What can we do to regain what was lost and get people back on track? I don't have a specific solution for you today, but it is something that is on my mind. It's something that needs to be looked at carefully to see how we erase those learning losses and get people back on track through additional measures that we might take.

You mentioned insurance. Lawmakers will again meet in special session to address property-tax relief for people affected by Hurricane Ian, with the possibility of again addressing property-insurance issues. What’s on the agenda?

I don't want to get ahead of myself or my colleagues, but I can tell you …. you'll see a pretty robust special session on property insurance that seeks to do two things. One is to provide stability and capacity in the market, which is frankly at risk at this point. We don't want that to happen where we have people who can only get Citizens (home insurance) policies. We've seen the dramatic rise in Citizens (policies). So addressing the stability of the market and sufficient capacity is Job 1 for the special session. But really 1(B), if you will, is to make sure we begin the process of taking steps that will bring down the cost of insurance.

And that will not, I want to emphasize, happen overnight. If we took the magic wand and everything we didn't get done during the prior special session got done that people might agree as optimal to reform our market to make it healthy, it still would not overnight bring down the cost of insurance premiums. However, once we do rebuild that capacity, once we do have those additional reforms in place, then I'm hopeful that over time we'll see those rates decline, and hopefully at some point actually see some reversal of the increases so people can get a break on their insurance premiums.

You and Sen. Passidomo will preside over supermajorities. How does that change how you run the chamber?

I don't think for me it changes anything at all in terms of my leadership approach or the types of policy reforms and challenges that I want to see us tackle, meaning that we were hoping and intending to do that anyway. And so while we have more members, I don't see that as fundamentally changing the way we approach governance. We've got a job to do, the state has challenges, people expect us to deliver solutions on those challenges and we're going to do it. But we would've done that with 78 members as well as with what looks to be 85.

As everybody that's served with me knows, and the Democrats that I have shared time and service with know, I really enjoy a good debate and believe that it adds value to the process. And so people's voices have been heard, will continue to be heard. Nothing in that regard is going to change at all. Obviously having a two-thirds majority … allows us procedurally to move things along, overcome any kind of obstruction that may be inappropriate. But I don't anticipate that. I don't think for that reason that we're gonna need to "use" that supermajority, if you will. And you'll see two years that would look a lot like two years we had less than that supermajority. … It certainly does mean that we have the ability to do bold policy reforms, but my intent was to do that anyway. We do have structured questions and debate, and we (will) continue having that. That's not going change in the upcoming rules. We're certainly not going to be punitive because we have a supermajority.

============================================================

▸ **TASK LIST**:
[A] In the records, repeat every line from the one containing "- zone-sample-marker: [875, 255, 881, 261]" through the one containing "- zone-sample-marker: [354, 251, 360, 257]", including both of those lines.
[B] Continue the interview about insurance and the legislative supermajority from where it stops.

============================================================

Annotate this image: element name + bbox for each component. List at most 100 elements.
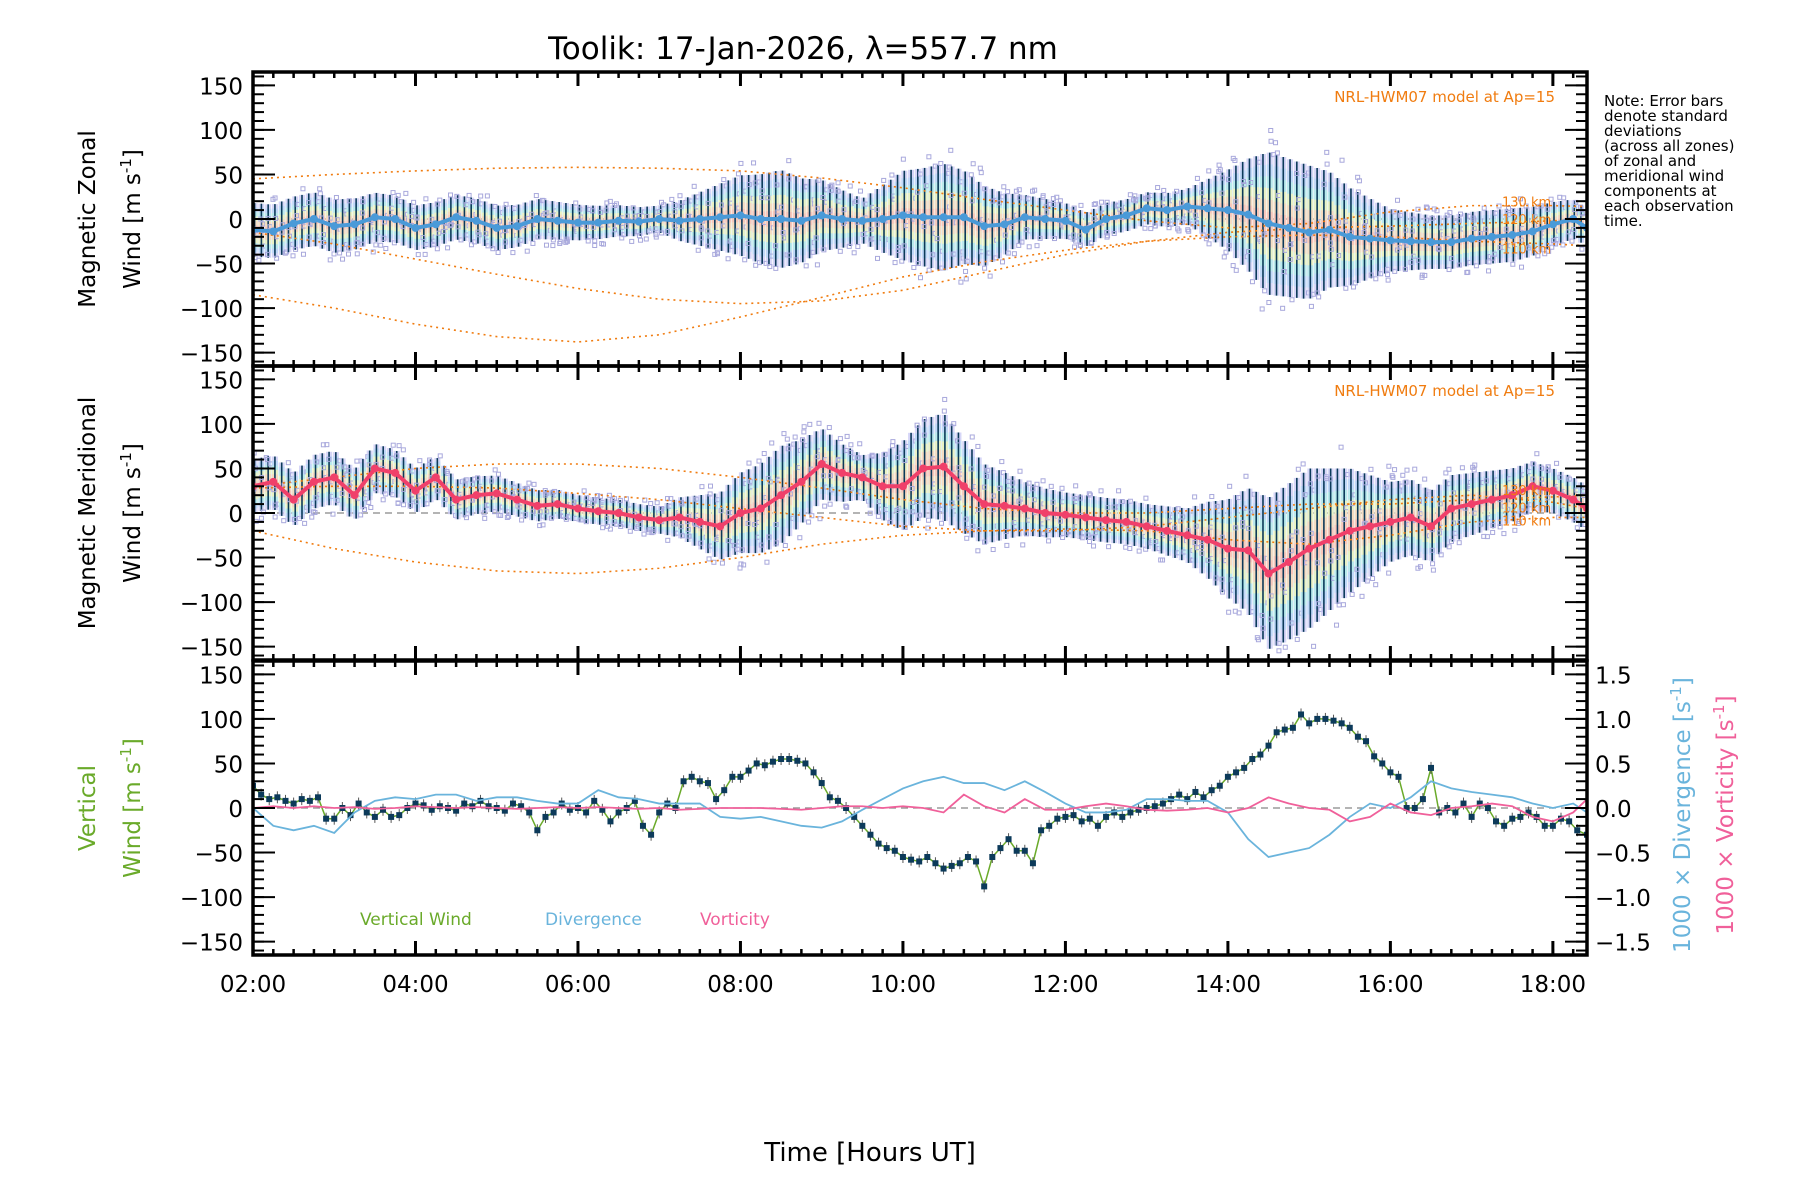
- zone-sample-marker: [875, 255, 881, 261]
- zone-sample-marker: [1194, 175, 1200, 181]
- zone-sample-marker: [1471, 225, 1477, 231]
- zone-sample-marker: [258, 515, 264, 521]
- mean-wind-point: [1223, 206, 1232, 215]
- zone-sample-marker: [272, 514, 278, 520]
- zone-sample-marker: [1294, 205, 1300, 211]
- zone-sample-marker: [366, 462, 372, 468]
- zone-sample-marker: [1569, 238, 1575, 244]
- zone-sample-marker: [470, 199, 476, 205]
- zone-sample-marker: [317, 191, 323, 197]
- zone-sample-marker: [429, 216, 435, 222]
- y-tick-label: 150: [199, 74, 243, 100]
- zone-sample-marker: [1276, 640, 1282, 646]
- zone-sample-marker: [1359, 593, 1365, 599]
- zone-sample-marker: [592, 497, 598, 503]
- zone-sample-marker: [711, 559, 717, 565]
- zone-sample-marker: [354, 251, 360, 257]
- mean-wind-point: [1061, 510, 1070, 519]
- zone-sample-marker: [306, 200, 312, 206]
- zone-sample-marker: [911, 264, 917, 270]
- zone-sample-marker: [1086, 538, 1092, 544]
- zone-sample-marker: [1566, 229, 1572, 235]
- zone-sample-marker: [664, 228, 670, 234]
- zone-sample-marker: [1404, 467, 1410, 473]
- mean-wind-point: [634, 217, 643, 226]
- mean-wind-point: [1244, 546, 1253, 555]
- zone-sample-marker: [282, 250, 288, 256]
- zone-sample-marker: [874, 221, 880, 227]
- mean-wind-point: [878, 215, 887, 223]
- zone-sample-marker: [926, 267, 932, 273]
- zone-sample-marker: [379, 454, 385, 460]
- zone-sample-marker: [334, 464, 340, 470]
- zone-sample-marker: [1268, 616, 1274, 622]
- zone-sample-marker: [637, 237, 643, 243]
- zone-sample-marker: [860, 231, 866, 237]
- mean-wind-point: [1122, 517, 1131, 526]
- zone-sample-marker: [1490, 522, 1496, 528]
- zone-sample-marker: [313, 495, 319, 501]
- mean-wind-point: [1162, 526, 1171, 535]
- zone-sample-marker: [1530, 461, 1536, 467]
- zone-sample-marker: [1059, 485, 1065, 491]
- zone-sample-marker: [1040, 194, 1046, 200]
- zone-sample-marker: [725, 538, 731, 544]
- zone-sample-marker: [822, 503, 828, 509]
- altitude-label: 110 km: [1502, 514, 1551, 529]
- zone-sample-marker: [354, 458, 360, 464]
- zone-sample-marker: [930, 252, 936, 258]
- zone-sample-marker: [1259, 612, 1265, 618]
- zone-sample-marker: [1316, 601, 1322, 607]
- zone-sample-marker: [1051, 201, 1057, 207]
- zone-sample-marker: [1227, 483, 1233, 489]
- mean-wind-point: [858, 473, 867, 482]
- zone-sample-marker: [1302, 492, 1308, 498]
- zone-sample-marker: [337, 250, 343, 256]
- zone-sample-marker: [821, 247, 827, 253]
- zone-sample-marker: [314, 459, 320, 465]
- zone-sample-marker: [550, 237, 556, 243]
- zone-sample-marker: [1447, 210, 1453, 216]
- y-label-text: Wind [m s: [120, 467, 146, 583]
- zone-sample-marker: [914, 499, 920, 505]
- zone-sample-marker: [396, 443, 402, 449]
- zone-sample-marker: [519, 517, 525, 523]
- zone-sample-marker: [1327, 240, 1333, 246]
- zone-sample-marker: [889, 172, 895, 178]
- zone-sample-marker: [1280, 582, 1286, 588]
- zone-sample-marker: [462, 482, 468, 488]
- zone-sample-marker: [1446, 267, 1452, 273]
- mean-wind-point: [1244, 210, 1253, 219]
- zone-sample-marker: [1532, 214, 1538, 220]
- zone-sample-marker: [752, 522, 758, 528]
- zone-sample-marker: [381, 235, 387, 241]
- zone-sample-marker: [415, 252, 421, 258]
- zone-sample-marker: [1436, 530, 1442, 536]
- zone-sample-marker: [1315, 473, 1321, 479]
- zone-sample-marker: [820, 195, 826, 201]
- zone-sample-marker: [317, 186, 323, 192]
- mean-wind-point: [1305, 544, 1314, 553]
- mean-wind-point: [391, 468, 400, 477]
- zone-sample-marker: [1241, 182, 1247, 188]
- mean-wind-point: [898, 211, 907, 220]
- y-axis-label-line1: Magnetic Meridional: [75, 397, 101, 630]
- zone-sample-marker: [444, 468, 450, 474]
- zone-sample-marker: [1534, 451, 1540, 457]
- zone-sample-marker: [1260, 625, 1266, 631]
- zone-sample-marker: [1444, 212, 1450, 218]
- zone-sample-marker: [1219, 190, 1225, 196]
- zone-sample-marker: [1132, 193, 1138, 199]
- zone-sample-marker: [448, 192, 454, 198]
- zone-sample-marker: [801, 424, 807, 430]
- mean-wind-point: [1041, 215, 1050, 223]
- mean-wind-point: [269, 477, 278, 486]
- zone-sample-marker: [889, 443, 895, 449]
- zone-sample-marker: [1057, 198, 1063, 204]
- zone-sample-marker: [896, 505, 902, 511]
- zone-sample-marker: [272, 195, 278, 201]
- zone-sample-marker: [1516, 518, 1522, 524]
- zone-sample-marker: [806, 519, 812, 525]
- mean-wind-point: [655, 516, 664, 525]
- zone-sample-marker: [1287, 242, 1293, 248]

============================================================

▸ **THE RESULTS**:
[A]
- zone-sample-marker: [875, 255, 881, 261]
- zone-sample-marker: [1194, 175, 1200, 181]
- zone-sample-marker: [1471, 225, 1477, 231]
- zone-sample-marker: [258, 515, 264, 521]
- mean-wind-point: [1223, 206, 1232, 215]
- zone-sample-marker: [272, 514, 278, 520]
- zone-sample-marker: [1294, 205, 1300, 211]
- zone-sample-marker: [366, 462, 372, 468]
- zone-sample-marker: [1569, 238, 1575, 244]
- zone-sample-marker: [470, 199, 476, 205]
- zone-sample-marker: [317, 191, 323, 197]
- zone-sample-marker: [429, 216, 435, 222]
- y-tick-label: 150: [199, 74, 243, 100]
- zone-sample-marker: [1276, 640, 1282, 646]
- zone-sample-marker: [1359, 593, 1365, 599]
- zone-sample-marker: [592, 497, 598, 503]
- zone-sample-marker: [711, 559, 717, 565]
- zone-sample-marker: [354, 251, 360, 257]

[B]
Every new speaker means an updated version of the House Rules, which guide the internal operations of the chamber. Can you tell us about any significant changes?

None that I can share now, but I think they're all good. I hope to try to use our time efficiently for members since we're a part-time legislature. Members that have commitments back home and need to get out (should) have some expectation that they can get out at a time certain, and we'll try to do things as efficiently as we have, but I think we're inheriting some really good rules and in a really well-run process. My main concern is to continue that and provide the type of environment where ideas are fully vetted, where all voices can be heard. And then we're gonna move forward with big, bold reforms with a governor that I share quite a lot philosophically in common with, and I know our other members do as well, in the House and Senate. And I think it'll be very productive and good for the people of Florida that we represent.

As to the reforms you just mentioned, will you be discussing those in your organization speech and can you tease at least one of them now?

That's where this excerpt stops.